▸ **OBJECTIVE**
Beginning at the line containing "What does this", output every line to the end of the data below exactly as it appears.

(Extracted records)
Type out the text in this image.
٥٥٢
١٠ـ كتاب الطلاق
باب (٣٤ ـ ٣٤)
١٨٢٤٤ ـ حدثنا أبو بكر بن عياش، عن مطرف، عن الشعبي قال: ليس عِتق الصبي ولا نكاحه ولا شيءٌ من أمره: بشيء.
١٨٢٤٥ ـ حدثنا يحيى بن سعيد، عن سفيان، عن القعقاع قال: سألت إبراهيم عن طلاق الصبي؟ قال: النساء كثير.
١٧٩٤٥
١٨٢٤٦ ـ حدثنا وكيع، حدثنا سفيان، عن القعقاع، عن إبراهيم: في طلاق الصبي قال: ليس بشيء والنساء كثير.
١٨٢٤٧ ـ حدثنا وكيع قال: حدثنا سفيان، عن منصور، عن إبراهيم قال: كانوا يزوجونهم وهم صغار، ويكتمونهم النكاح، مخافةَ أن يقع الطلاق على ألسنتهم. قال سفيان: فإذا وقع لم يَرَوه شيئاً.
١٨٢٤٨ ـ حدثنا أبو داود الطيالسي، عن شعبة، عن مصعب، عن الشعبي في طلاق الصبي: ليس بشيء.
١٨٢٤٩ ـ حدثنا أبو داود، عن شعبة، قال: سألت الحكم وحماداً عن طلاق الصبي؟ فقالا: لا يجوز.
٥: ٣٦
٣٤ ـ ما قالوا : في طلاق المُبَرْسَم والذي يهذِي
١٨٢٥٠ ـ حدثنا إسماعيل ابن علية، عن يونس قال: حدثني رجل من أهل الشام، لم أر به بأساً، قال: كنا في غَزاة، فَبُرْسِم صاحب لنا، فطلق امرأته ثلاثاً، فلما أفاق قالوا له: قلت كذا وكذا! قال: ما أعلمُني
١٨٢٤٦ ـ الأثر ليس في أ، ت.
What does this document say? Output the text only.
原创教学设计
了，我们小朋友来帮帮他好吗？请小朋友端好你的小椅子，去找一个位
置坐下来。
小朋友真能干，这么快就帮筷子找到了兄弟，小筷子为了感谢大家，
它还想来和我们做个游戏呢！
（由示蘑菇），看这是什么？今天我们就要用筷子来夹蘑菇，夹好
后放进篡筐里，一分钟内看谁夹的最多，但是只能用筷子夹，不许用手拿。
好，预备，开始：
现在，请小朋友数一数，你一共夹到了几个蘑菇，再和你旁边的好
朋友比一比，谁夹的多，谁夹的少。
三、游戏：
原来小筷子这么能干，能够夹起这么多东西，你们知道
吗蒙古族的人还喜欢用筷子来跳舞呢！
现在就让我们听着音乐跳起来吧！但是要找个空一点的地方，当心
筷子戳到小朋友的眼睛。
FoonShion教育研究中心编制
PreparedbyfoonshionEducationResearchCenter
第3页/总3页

▸ **REPLY**
What does this document say? Output the text only.
原创教学设计
了，我们小朋友来帮帮他好吗？请小朋友端好你的小椅子，去找一个位
置坐下来。
小朋友真能干，这么快就帮筷子找到了兄弟，小筷子为了感谢大家，
它还想来和我们做个游戏呢！
（由示蘑菇），看这是什么？今天我们就要用筷子来夹蘑菇，夹好
后放进篡筐里，一分钟内看谁夹的最多，但是只能用筷子夹，不许用手拿。
好，预备，开始：
现在，请小朋友数一数，你一共夹到了几个蘑菇，再和你旁边的好
朋友比一比，谁夹的多，谁夹的少。
三、游戏：
原来小筷子这么能干，能够夹起这么多东西，你们知道
吗蒙古族的人还喜欢用筷子来跳舞呢！
现在就让我们听着音乐跳起来吧！但是要找个空一点的地方，当心
筷子戳到小朋友的眼睛。
FoonShion教育研究中心编制
PreparedbyfoonshionEducationResearchCenter
第3页/总3页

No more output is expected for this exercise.